### Text passage ###

According to the Hawks, “Statistics provided by the Atlanta Community Food Bank show that nearly one in eight Georgians are living with food insecurity, including one in six children.”
To address this situation the Hawks and State Farm plan to prepare a million meals for Georgians in need. The event will take place on July 16, when the Hawks organization hopes to welcome enough volunteers to the arena to complete the project in a single day.
The shelf-stable meals — a rice-based jambalaya mix — will be packed at the State Farm facility in six 90-minute shifts. Organizers hope to staff each shift with 600 to 900 volunteers.
The organizers are asking businesses, community groups, schools, churches, sororities, fraternities and individuals, ages 5 and up, to register for at least one shift.
Registration opens to volunteers on Monday, May 16, at Hawks.com/mealpack.
Credit: Atlanta Hawks
Credit: Atlanta Hawks
The Million Meal Pack was first held in October of 2019, and was successful, drawing more than 5,000 volunteers and passing the million-meal mark in the ninth hour.
The Hawks are working with U.S. Hunger to coordinate the effort, and will distribute the meals to local families through a half-dozen local anti-hunger groups.
Each person that completes a volunteer shift will receive a free T-shirt, along with a voucher for a free pair of tickets to an upcoming Hawks home game. Exact game dates will be announced following the release of the 2022-23 season schedule.

### Recorded data ###

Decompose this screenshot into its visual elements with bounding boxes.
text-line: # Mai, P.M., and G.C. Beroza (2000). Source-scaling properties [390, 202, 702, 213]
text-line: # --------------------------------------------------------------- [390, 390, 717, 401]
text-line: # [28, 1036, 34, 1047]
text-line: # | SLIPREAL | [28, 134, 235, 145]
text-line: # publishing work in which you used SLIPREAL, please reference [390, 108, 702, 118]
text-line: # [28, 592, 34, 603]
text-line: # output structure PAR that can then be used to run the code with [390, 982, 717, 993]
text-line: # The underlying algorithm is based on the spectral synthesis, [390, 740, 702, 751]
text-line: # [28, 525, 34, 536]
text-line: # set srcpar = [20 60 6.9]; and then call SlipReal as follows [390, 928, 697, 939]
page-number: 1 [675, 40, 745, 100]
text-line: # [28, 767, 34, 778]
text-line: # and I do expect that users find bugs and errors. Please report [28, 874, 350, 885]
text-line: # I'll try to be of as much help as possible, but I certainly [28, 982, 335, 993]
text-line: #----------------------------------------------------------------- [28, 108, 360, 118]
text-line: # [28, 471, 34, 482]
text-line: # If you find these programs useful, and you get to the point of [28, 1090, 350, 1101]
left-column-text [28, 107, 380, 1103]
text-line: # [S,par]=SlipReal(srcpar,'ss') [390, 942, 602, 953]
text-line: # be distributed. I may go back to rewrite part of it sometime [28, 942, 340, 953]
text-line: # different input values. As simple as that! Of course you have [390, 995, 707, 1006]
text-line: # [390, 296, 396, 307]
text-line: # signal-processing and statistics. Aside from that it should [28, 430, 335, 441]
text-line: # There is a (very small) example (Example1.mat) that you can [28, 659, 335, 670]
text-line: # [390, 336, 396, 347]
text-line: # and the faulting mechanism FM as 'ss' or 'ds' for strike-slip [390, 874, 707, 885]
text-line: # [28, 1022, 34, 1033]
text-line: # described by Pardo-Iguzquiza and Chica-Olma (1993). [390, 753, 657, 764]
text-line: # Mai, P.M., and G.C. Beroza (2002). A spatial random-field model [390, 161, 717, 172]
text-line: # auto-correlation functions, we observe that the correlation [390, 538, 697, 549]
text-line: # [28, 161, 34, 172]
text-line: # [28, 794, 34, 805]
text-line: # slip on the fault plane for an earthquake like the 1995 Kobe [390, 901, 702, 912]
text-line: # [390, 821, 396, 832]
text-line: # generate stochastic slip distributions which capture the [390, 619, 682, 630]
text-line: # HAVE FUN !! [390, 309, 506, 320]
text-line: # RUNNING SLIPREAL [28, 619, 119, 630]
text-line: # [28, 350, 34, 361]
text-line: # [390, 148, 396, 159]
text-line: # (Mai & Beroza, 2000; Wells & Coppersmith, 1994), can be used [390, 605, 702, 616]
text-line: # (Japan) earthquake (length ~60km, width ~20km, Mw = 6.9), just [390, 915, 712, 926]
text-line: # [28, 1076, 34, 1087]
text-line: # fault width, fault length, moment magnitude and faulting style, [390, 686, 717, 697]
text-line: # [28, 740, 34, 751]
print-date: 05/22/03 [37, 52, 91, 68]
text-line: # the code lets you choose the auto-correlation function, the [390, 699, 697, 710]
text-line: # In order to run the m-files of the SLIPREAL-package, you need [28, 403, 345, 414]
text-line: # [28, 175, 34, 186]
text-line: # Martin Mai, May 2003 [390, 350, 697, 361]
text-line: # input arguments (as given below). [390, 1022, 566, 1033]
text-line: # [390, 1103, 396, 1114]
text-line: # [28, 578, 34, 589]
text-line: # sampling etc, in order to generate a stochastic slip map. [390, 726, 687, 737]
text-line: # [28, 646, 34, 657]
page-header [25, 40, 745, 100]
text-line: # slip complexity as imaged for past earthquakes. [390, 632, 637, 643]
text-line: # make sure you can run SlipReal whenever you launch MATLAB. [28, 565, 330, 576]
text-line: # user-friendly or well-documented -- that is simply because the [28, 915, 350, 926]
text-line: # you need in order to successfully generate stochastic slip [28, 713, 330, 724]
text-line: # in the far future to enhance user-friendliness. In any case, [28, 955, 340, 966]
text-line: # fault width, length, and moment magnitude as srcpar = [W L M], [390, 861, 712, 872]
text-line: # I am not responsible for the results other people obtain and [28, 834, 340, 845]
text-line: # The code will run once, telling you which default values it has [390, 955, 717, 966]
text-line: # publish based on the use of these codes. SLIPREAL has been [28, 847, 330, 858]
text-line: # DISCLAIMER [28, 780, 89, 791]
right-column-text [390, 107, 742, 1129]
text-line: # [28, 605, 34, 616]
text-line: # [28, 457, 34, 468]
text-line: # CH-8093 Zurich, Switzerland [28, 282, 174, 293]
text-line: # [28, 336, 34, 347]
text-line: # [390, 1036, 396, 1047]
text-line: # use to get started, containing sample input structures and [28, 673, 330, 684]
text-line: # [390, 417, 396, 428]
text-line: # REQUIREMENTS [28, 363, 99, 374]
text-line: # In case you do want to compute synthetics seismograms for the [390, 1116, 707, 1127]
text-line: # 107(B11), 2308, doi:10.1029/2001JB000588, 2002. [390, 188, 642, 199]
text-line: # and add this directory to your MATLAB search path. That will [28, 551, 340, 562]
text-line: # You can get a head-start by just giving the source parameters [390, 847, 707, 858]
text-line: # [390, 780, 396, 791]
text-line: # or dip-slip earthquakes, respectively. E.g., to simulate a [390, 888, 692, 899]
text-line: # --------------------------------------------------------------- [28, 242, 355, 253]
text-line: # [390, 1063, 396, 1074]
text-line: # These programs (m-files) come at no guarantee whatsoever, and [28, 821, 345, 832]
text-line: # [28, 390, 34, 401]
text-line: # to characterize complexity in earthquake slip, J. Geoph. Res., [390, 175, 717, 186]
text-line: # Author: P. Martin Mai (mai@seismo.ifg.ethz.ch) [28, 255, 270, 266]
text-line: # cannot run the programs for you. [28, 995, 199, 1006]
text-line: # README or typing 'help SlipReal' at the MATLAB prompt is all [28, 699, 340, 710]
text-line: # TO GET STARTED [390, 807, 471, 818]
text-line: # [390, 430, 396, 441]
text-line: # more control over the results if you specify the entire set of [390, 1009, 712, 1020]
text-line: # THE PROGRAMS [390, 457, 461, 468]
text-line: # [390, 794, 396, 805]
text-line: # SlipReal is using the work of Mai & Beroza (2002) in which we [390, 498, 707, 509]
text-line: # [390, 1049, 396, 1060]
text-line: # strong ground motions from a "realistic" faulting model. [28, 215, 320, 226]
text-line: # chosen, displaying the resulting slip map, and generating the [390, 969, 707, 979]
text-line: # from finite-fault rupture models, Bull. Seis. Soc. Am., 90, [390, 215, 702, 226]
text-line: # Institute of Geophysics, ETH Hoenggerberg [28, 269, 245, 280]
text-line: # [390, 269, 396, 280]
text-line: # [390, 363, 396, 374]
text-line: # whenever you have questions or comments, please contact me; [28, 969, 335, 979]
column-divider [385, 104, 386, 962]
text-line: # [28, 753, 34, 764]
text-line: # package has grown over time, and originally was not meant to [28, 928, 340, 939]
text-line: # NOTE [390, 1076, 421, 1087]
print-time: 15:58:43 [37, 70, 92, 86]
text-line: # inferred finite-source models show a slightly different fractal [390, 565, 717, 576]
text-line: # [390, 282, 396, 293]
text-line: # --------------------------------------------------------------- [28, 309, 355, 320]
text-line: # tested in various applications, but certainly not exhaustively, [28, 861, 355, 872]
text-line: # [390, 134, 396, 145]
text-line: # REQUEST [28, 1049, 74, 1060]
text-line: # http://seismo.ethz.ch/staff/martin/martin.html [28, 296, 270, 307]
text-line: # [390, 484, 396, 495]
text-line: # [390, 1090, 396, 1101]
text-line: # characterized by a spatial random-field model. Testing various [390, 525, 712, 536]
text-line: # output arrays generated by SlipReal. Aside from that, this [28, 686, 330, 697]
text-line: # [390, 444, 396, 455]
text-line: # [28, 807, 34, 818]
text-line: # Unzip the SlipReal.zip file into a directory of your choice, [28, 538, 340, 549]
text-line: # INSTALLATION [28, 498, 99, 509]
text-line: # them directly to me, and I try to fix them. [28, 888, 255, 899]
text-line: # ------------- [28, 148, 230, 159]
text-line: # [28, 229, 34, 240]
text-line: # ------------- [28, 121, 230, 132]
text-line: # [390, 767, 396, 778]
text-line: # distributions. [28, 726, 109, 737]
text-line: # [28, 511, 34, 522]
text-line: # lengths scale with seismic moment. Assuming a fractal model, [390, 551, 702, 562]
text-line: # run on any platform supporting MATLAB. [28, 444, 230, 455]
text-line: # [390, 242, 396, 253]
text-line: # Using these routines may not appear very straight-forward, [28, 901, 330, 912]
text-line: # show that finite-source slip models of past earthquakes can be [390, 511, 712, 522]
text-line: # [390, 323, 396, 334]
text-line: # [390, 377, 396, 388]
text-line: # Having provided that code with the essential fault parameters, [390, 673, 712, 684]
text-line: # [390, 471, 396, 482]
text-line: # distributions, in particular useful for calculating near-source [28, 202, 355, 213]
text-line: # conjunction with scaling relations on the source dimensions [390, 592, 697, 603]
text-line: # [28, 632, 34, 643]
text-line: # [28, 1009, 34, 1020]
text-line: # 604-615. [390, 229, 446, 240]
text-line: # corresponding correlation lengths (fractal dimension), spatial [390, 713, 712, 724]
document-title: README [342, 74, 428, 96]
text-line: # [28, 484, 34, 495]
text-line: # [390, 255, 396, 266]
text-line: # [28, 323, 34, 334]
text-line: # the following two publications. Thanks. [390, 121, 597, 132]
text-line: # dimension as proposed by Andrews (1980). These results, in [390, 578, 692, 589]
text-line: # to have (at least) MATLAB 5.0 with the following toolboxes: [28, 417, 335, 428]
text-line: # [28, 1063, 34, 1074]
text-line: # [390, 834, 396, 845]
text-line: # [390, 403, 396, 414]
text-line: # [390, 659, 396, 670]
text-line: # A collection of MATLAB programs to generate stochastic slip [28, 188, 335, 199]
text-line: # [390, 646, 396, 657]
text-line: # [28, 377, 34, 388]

###

Objective 1: In the Million Meal Pack passage, how many volunteers do organizers hope to have for each shift?
Objective 2: Echo the Million Meal Pack passage from "According to the" to "16, at Hawks.com/mealpack.".

Full answer 1: 600 to 900 volunteers.

Full answer 2:
According to the Hawks, “Statistics provided by the Atlanta Community Food Bank show that nearly one in eight Georgians are living with food insecurity, including one in six children.”
To address this situation the Hawks and State Farm plan to prepare a million meals for Georgians in need. The event will take place on July 16, when the Hawks organization hopes to welcome enough volunteers to the arena to complete the project in a single day.
The shelf-stable meals — a rice-based jambalaya mix — will be packed at the State Farm facility in six 90-minute shifts. Organizers hope to staff each shift with 600 to 900 volunteers.
The organizers are asking businesses, community groups, schools, churches, sororities, fraternities and individuals, ages 5 and up, to register for at least one shift.
Registration opens to volunteers on Monday, May 16, at Hawks.com/mealpack.